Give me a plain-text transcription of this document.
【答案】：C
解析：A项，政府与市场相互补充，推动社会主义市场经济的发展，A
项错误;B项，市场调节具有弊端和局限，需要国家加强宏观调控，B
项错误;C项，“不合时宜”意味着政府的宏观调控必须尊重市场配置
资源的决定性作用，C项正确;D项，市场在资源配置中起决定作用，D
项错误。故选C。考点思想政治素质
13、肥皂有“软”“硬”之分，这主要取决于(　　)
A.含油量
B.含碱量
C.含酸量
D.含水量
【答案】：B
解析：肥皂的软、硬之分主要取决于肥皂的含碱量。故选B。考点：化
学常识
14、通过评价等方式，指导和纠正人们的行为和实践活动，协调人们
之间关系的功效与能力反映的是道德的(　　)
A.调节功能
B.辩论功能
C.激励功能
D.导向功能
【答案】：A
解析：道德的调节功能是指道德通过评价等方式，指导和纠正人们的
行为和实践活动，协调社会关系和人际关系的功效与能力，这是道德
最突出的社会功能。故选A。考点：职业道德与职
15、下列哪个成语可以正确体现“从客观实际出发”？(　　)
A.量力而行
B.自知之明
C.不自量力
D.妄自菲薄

## WORK REQUIRED
Write out all records exactly, keeping every detail.

## TASK ANSWER
Give me a plain-text transcription of this document.
【答案】：C
解析：A项，政府与市场相互补充，推动社会主义市场经济的发展，A
项错误;B项，市场调节具有弊端和局限，需要国家加强宏观调控，B
项错误;C项，“不合时宜”意味着政府的宏观调控必须尊重市场配置
资源的决定性作用，C项正确;D项，市场在资源配置中起决定作用，D
项错误。故选C。考点思想政治素质
13、肥皂有“软”“硬”之分，这主要取决于(　　)
A.含油量
B.含碱量
C.含酸量
D.含水量
【答案】：B
解析：肥皂的软、硬之分主要取决于肥皂的含碱量。故选B。考点：化
学常识
14、通过评价等方式，指导和纠正人们的行为和实践活动，协调人们
之间关系的功效与能力反映的是道德的(　　)
A.调节功能
B.辩论功能
C.激励功能
D.导向功能
【答案】：A
解析：道德的调节功能是指道德通过评价等方式，指导和纠正人们的
行为和实践活动，协调社会关系和人际关系的功效与能力，这是道德
最突出的社会功能。故选A。考点：职业道德与职
15、下列哪个成语可以正确体现“从客观实际出发”？(　　)
A.量力而行
B.自知之明
C.不自量力
D.妄自菲薄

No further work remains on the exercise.